[Stored entries]
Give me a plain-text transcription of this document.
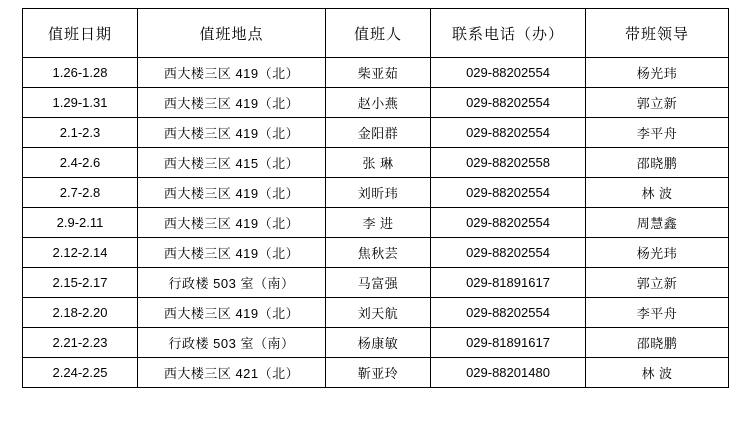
值班日期	值班地点	值班人	联系电话（办）	带班领导
1.26-1.28	西大楼三区 419（北）	柴亚茹	029-88202554	杨光玮
1.29-1.31	西大楼三区 419（北）	赵小燕	029-88202554	郭立新
2.1-2.3	西大楼三区 419（北）	金阳群	029-88202554	李平舟
2.4-2.6	西大楼三区 415（北）	张 琳	029-88202558	邵晓鹏
2.7-2.8	西大楼三区 419（北）	刘昕玮	029-88202554	林 波
2.9-2.11	西大楼三区 419（北）	李 进	029-88202554	周慧鑫
2.12-2.14	西大楼三区 419（北）	焦秋芸	029-88202554	杨光玮
2.15-2.17	行政楼 503 室（南）	马富强	029-81891617	郭立新
2.18-2.20	西大楼三区 419（北）	刘天航	029-88202554	李平舟
2.21-2.23	行政楼 503 室（南）	杨康敏	029-81891617	邵晓鹏
2.24-2.25	西大楼三区 421（北）	靳亚玲	029-88201480	林 波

What you should do - Without the pictures, return all the records precisely as they stand.

Output for this exercise -
Give me a plain-text transcription of this document.
值班日期	值班地点	值班人	联系电话（办）	带班领导
1.26-1.28	西大楼三区 419（北）	柴亚茹	029-88202554	杨光玮
1.29-1.31	西大楼三区 419（北）	赵小燕	029-88202554	郭立新
2.1-2.3	西大楼三区 419（北）	金阳群	029-88202554	李平舟
2.4-2.6	西大楼三区 415（北）	张 琳	029-88202558	邵晓鹏
2.7-2.8	西大楼三区 419（北）	刘昕玮	029-88202554	林 波
2.9-2.11	西大楼三区 419（北）	李 进	029-88202554	周慧鑫
2.12-2.14	西大楼三区 419（北）	焦秋芸	029-88202554	杨光玮
2.15-2.17	行政楼 503 室（南）	马富强	029-81891617	郭立新
2.18-2.20	西大楼三区 419（北）	刘天航	029-88202554	李平舟
2.21-2.23	行政楼 503 室（南）	杨康敏	029-81891617	邵晓鹏
2.24-2.25	西大楼三区 421（北）	靳亚玲	029-88201480	林 波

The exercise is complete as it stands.